GIVEN TASK: Print the commentary on bond prices and yields below in full, word for word.

SELECTED PASSAGE:
····················
July 15th, 2020 by Kurt L. Smith
  • In my opinion, markets perform like markets. Narratives may try to explain them, but the narrative is a lie. The market did not go up because of ‘X’ or ‘Y’, the market just went up.

    For the past several years I have been writing about the end of something, specifically the end of asset (stock, bonds, gold) prices rising trend. This was the case at the beginning of the year, as well, before we learned to spell corona.

    Six plus months into this lousy year, just where are we? Let’s start with bonds because it is easier, or should be, to recognize a top or the top in bond prices when the price of a bond is just about the sum of all cash flows to be received throughout the life of the bond because the yield isn’t worth noting as a discount.

    Look at this month’s bond sale from Tarrant County College District, Texas (below). Are those yields just not ridiculous? Would you entrust your money to a governmental entity for any length of time at those low (no) yields?

    As discussed in my March 6th letter, earlier this year, whether you buy these yields or not is irrelevant. What is relevant is these are the yields that are used to price mutual funds and other portfolios of bonds. These low (no) yields, along with their treasury and corporate counterparts mean tens of trillions of dollars of fixed income portfolios are priced so fully as to negate future upside.

    Yet bond holders do not budge except in early March when a selling spree sent prices tumbling double digits. That will not happen again you say. I will take the market’s side of that bet, as prices never going down is a long time.

    At these yields, which as we know in bond world is the same thing as saying ‘at these prices’, there appears to me to be only downside. Mutual fund investors will not see it or get it as they are usually looking at past performance or their current dividend yield. But there is no yield so dividends are largely a return of capital, not earnings from the portfolio. This is bond math.
····················
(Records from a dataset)
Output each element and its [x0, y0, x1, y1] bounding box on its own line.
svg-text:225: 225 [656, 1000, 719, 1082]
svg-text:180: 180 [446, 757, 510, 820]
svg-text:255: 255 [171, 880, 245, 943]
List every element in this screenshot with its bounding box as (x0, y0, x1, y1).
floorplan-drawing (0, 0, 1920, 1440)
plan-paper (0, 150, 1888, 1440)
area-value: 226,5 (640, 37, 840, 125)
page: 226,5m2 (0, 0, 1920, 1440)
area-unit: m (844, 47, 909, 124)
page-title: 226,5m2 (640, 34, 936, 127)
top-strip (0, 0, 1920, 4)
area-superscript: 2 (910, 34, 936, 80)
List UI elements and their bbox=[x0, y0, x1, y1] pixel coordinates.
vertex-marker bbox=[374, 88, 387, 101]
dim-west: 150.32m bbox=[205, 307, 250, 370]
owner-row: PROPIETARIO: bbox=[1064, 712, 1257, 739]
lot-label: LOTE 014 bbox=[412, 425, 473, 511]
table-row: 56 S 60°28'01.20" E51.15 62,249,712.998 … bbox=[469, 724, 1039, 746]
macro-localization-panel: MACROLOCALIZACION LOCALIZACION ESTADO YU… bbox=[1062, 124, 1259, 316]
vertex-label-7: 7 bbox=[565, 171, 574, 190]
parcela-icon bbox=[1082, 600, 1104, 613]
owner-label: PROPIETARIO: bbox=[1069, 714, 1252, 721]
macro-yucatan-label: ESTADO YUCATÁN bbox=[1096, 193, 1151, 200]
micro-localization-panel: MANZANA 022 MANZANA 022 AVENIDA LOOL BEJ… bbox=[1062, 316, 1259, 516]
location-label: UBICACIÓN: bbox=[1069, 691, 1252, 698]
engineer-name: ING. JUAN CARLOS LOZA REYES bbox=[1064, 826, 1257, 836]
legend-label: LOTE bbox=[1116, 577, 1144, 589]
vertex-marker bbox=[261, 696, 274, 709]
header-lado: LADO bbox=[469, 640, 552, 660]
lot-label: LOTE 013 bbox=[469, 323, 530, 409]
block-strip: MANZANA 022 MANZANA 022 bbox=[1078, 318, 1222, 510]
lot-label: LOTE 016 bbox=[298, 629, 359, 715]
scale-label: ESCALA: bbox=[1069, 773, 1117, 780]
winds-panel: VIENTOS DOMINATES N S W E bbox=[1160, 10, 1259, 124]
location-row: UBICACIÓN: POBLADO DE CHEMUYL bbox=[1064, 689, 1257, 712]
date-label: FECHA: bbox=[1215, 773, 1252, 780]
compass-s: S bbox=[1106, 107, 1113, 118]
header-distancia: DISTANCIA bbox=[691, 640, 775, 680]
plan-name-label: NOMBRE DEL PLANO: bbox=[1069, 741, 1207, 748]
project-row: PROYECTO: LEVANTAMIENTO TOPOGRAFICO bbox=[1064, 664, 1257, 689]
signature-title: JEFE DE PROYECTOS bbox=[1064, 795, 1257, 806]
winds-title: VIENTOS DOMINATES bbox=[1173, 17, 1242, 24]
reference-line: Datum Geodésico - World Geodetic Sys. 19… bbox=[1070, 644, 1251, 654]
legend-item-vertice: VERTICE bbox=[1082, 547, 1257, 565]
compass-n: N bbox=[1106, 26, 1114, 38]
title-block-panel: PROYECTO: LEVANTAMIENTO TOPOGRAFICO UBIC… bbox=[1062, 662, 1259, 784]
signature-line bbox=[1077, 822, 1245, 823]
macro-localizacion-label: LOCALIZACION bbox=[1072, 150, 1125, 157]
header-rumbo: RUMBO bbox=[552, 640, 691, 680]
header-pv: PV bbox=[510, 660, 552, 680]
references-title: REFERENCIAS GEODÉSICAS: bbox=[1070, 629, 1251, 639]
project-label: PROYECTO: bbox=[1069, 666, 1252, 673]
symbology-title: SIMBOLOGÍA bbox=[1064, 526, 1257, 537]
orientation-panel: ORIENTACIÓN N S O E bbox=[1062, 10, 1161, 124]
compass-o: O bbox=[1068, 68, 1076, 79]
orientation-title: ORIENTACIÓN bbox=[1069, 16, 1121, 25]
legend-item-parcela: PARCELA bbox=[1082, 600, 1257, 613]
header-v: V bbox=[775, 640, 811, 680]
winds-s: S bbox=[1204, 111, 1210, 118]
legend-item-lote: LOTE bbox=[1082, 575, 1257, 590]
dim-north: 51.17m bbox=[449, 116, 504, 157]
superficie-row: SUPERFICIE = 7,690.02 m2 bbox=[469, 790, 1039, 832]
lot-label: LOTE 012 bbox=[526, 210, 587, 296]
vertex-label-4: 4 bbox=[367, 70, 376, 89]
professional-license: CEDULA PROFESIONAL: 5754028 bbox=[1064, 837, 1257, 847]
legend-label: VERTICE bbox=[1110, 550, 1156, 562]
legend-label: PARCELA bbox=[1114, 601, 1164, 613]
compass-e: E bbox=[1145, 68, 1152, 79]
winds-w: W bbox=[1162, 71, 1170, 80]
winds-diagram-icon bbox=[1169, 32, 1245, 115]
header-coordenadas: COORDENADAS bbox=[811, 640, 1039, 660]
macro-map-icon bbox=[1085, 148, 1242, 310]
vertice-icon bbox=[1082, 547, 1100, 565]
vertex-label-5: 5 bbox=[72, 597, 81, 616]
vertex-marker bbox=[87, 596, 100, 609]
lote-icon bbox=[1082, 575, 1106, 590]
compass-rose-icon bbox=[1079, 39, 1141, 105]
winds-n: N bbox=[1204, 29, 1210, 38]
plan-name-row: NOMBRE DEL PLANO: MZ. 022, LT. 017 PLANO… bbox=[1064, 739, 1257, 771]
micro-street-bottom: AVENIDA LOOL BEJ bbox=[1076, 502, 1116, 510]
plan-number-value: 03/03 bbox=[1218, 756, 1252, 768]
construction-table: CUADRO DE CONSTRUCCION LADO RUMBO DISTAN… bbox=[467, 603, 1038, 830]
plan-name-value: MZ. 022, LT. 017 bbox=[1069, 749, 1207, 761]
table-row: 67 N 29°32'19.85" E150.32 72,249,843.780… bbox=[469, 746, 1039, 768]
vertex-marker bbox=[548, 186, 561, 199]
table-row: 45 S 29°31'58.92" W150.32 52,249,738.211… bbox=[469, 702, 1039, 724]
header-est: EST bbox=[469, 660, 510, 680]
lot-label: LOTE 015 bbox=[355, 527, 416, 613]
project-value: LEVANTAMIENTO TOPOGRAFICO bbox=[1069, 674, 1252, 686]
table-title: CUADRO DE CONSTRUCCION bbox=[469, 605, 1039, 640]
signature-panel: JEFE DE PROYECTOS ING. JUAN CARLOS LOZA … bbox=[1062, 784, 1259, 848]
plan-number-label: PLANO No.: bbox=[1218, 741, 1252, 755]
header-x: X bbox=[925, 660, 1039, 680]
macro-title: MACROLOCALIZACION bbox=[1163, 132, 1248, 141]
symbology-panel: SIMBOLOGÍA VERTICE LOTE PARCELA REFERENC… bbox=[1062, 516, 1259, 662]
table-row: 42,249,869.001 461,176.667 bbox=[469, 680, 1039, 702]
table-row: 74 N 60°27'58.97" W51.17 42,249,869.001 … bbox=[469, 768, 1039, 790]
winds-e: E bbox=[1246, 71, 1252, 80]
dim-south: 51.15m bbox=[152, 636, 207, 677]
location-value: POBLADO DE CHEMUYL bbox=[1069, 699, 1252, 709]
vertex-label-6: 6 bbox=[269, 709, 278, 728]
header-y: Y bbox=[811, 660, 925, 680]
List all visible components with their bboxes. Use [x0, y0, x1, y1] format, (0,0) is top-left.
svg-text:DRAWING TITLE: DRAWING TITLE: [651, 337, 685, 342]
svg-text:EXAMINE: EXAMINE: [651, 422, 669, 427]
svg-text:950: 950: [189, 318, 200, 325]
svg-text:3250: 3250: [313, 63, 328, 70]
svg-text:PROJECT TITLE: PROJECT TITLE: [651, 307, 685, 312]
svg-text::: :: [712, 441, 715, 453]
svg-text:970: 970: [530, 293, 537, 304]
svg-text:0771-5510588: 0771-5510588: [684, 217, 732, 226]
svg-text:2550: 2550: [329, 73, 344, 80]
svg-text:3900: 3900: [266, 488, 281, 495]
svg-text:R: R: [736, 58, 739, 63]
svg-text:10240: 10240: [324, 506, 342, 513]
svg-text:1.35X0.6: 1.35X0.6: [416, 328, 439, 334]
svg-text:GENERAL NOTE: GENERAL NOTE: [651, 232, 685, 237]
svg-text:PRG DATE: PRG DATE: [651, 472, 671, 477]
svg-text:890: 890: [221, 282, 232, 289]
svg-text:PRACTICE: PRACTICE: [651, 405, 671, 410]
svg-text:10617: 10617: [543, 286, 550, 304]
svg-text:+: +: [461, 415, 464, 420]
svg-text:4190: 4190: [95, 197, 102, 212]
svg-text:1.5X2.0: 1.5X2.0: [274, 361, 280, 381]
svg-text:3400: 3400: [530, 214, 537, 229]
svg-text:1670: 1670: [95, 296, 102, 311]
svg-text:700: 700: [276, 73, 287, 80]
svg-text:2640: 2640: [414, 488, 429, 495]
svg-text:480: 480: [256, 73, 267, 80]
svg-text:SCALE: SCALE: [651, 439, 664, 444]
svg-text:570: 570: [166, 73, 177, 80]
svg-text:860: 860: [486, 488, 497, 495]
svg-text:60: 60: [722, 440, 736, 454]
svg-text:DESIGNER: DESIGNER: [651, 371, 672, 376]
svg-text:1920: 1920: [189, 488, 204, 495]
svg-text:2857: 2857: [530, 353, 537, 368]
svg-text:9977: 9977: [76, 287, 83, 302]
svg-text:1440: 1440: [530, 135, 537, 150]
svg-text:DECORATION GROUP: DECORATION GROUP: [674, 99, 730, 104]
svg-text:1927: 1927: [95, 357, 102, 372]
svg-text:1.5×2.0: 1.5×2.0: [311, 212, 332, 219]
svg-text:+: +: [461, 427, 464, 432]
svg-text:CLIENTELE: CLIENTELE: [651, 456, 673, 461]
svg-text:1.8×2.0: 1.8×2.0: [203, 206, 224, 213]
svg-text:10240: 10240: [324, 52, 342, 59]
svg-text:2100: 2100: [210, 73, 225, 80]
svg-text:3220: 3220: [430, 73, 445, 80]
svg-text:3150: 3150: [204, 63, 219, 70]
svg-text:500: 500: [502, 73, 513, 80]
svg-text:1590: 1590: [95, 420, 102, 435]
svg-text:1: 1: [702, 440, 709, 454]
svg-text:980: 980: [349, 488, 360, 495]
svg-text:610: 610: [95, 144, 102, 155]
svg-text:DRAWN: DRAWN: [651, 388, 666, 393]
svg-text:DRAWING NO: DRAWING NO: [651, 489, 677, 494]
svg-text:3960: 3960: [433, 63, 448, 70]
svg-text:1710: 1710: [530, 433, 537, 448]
····················
TASK ANSWER:
July 15th, 2020 by Kurt L. Smith
  • In my opinion, markets perform like markets. Narratives may try to explain them, but the narrative is a lie. The market did not go up because of ‘X’ or ‘Y’, the market just went up.

    For the past several years I have been writing about the end of something, specifically the end of asset (stock, bonds, gold) prices rising trend. This was the case at the beginning of the year, as well, before we learned to spell corona.

    Six plus months into this lousy year, just where are we? Let’s start with bonds because it is easier, or should be, to recognize a top or the top in bond prices when the price of a bond is just about the sum of all cash flows to be received throughout the life of the bond because the yield isn’t worth noting as a discount.

    Look at this month’s bond sale from Tarrant County College District, Texas (below). Are those yields just not ridiculous? Would you entrust your money to a governmental entity for any length of time at those low (no) yields?

    As discussed in my March 6th letter, earlier this year, whether you buy these yields or not is irrelevant. What is relevant is these are the yields that are used to price mutual funds and other portfolios of bonds. These low (no) yields, along with their treasury and corporate counterparts mean tens of trillions of dollars of fixed income portfolios are priced so fully as to negate future upside.

    Yet bond holders do not budge except in early March when a selling spree sent prices tumbling double digits. That will not happen again you say. I will take the market’s side of that bet, as prices never going down is a long time.

    At these yields, which as we know in bond world is the same thing as saying ‘at these prices’, there appears to me to be only downside. Mutual fund investors will not see it or get it as they are usually looking at past performance or their current dividend yield. But there is no yield so dividends are largely a return of capital, not earnings from the portfolio. This is bond math.